* **Material for this exercise**
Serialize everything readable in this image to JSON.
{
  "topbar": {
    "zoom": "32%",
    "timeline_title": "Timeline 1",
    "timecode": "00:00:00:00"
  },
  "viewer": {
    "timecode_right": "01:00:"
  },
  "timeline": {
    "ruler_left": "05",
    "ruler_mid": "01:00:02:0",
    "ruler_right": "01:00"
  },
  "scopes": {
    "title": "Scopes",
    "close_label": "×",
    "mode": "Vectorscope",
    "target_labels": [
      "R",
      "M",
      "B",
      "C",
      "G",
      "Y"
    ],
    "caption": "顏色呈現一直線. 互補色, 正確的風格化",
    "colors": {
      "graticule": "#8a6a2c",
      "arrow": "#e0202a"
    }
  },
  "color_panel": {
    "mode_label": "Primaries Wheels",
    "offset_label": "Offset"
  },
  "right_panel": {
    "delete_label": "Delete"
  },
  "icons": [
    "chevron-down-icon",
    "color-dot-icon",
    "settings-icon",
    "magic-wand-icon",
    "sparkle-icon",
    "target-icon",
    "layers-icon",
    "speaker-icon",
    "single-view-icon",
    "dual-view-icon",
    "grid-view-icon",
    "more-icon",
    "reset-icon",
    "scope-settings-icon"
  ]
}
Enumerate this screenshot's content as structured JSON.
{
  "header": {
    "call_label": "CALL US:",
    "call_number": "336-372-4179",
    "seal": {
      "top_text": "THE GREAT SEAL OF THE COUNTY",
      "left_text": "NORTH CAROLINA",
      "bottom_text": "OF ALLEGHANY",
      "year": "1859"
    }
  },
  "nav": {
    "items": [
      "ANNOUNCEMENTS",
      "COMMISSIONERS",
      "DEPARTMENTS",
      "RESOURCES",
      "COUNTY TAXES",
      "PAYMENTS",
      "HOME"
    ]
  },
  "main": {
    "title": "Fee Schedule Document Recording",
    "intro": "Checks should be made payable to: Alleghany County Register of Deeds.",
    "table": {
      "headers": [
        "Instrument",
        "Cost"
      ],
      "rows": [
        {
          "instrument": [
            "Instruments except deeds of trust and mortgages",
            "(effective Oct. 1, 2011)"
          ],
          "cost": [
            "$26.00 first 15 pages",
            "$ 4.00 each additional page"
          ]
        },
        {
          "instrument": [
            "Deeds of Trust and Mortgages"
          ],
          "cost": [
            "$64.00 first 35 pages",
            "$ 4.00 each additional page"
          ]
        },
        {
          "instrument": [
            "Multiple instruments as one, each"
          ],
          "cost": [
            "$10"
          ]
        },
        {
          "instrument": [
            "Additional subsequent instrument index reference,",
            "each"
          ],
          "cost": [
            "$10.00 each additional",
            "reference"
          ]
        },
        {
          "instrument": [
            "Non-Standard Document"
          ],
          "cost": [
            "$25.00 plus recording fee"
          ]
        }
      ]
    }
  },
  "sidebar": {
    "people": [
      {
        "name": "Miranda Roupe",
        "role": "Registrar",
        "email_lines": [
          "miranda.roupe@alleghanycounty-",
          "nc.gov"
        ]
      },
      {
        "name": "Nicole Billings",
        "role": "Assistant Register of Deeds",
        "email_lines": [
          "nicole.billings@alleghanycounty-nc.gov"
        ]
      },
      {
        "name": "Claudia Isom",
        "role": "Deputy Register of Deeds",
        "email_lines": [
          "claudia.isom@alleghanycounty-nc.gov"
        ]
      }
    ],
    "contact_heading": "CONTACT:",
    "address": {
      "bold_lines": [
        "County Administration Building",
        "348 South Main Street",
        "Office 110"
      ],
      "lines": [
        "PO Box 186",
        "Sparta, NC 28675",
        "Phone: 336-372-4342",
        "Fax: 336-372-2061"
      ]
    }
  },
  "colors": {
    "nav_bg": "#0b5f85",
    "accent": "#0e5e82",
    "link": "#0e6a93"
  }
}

* **Do this**
Here, the records must be output exactly and in full.

* **Full response**
Serialize everything readable in this image to JSON.
{
  "topbar": {
    "zoom": "32%",
    "timeline_title": "Timeline 1",
    "timecode": "00:00:00:00"
  },
  "viewer": {
    "timecode_right": "01:00:"
  },
  "timeline": {
    "ruler_left": "05",
    "ruler_mid": "01:00:02:0",
    "ruler_right": "01:00"
  },
  "scopes": {
    "title": "Scopes",
    "close_label": "×",
    "mode": "Vectorscope",
    "target_labels": [
      "R",
      "M",
      "B",
      "C",
      "G",
      "Y"
    ],
    "caption": "顏色呈現一直線. 互補色, 正確的風格化",
    "colors": {
      "graticule": "#8a6a2c",
      "arrow": "#e0202a"
    }
  },
  "color_panel": {
    "mode_label": "Primaries Wheels",
    "offset_label": "Offset"
  },
  "right_panel": {
    "delete_label": "Delete"
  },
  "icons": [
    "chevron-down-icon",
    "color-dot-icon",
    "settings-icon",
    "magic-wand-icon",
    "sparkle-icon",
    "target-icon",
    "layers-icon",
    "speaker-icon",
    "single-view-icon",
    "dual-view-icon",
    "grid-view-icon",
    "more-icon",
    "reset-icon",
    "scope-settings-icon"
  ]
}
Enumerate this screenshot's content as structured JSON.
{
  "header": {
    "call_label": "CALL US:",
    "call_number": "336-372-4179",
    "seal": {
      "top_text": "THE GREAT SEAL OF THE COUNTY",
      "left_text": "NORTH CAROLINA",
      "bottom_text": "OF ALLEGHANY",
      "year": "1859"
    }
  },
  "nav": {
    "items": [
      "ANNOUNCEMENTS",
      "COMMISSIONERS",
      "DEPARTMENTS",
      "RESOURCES",
      "COUNTY TAXES",
      "PAYMENTS",
      "HOME"
    ]
  },
  "main": {
    "title": "Fee Schedule Document Recording",
    "intro": "Checks should be made payable to: Alleghany County Register of Deeds.",
    "table": {
      "headers": [
        "Instrument",
        "Cost"
      ],
      "rows": [
        {
          "instrument": [
            "Instruments except deeds of trust and mortgages",
            "(effective Oct. 1, 2011)"
          ],
          "cost": [
            "$26.00 first 15 pages",
            "$ 4.00 each additional page"
          ]
        },
        {
          "instrument": [
            "Deeds of Trust and Mortgages"
          ],
          "cost": [
            "$64.00 first 35 pages",
            "$ 4.00 each additional page"
          ]
        },
        {
          "instrument": [
            "Multiple instruments as one, each"
          ],
          "cost": [
            "$10"
          ]
        },
        {
          "instrument": [
            "Additional subsequent instrument index reference,",
            "each"
          ],
          "cost": [
            "$10.00 each additional",
            "reference"
          ]
        },
        {
          "instrument": [
            "Non-Standard Document"
          ],
          "cost": [
            "$25.00 plus recording fee"
          ]
        }
      ]
    }
  },
  "sidebar": {
    "people": [
      {
        "name": "Miranda Roupe",
        "role": "Registrar",
        "email_lines": [
          "miranda.roupe@alleghanycounty-",
          "nc.gov"
        ]
      },
      {
        "name": "Nicole Billings",
        "role": "Assistant Register of Deeds",
        "email_lines": [
          "nicole.billings@alleghanycounty-nc.gov"
        ]
      },
      {
        "name": "Claudia Isom",
        "role": "Deputy Register of Deeds",
        "email_lines": [
          "claudia.isom@alleghanycounty-nc.gov"
        ]
      }
    ],
    "contact_heading": "CONTACT:",
    "address": {
      "bold_lines": [
        "County Administration Building",
        "348 South Main Street",
        "Office 110"
      ],
      "lines": [
        "PO Box 186",
        "Sparta, NC 28675",
        "Phone: 336-372-4342",
        "Fax: 336-372-2061"
      ]
    }
  },
  "colors": {
    "nav_bg": "#0b5f85",
    "accent": "#0e5e82",
    "link": "#0e6a93"
  }
}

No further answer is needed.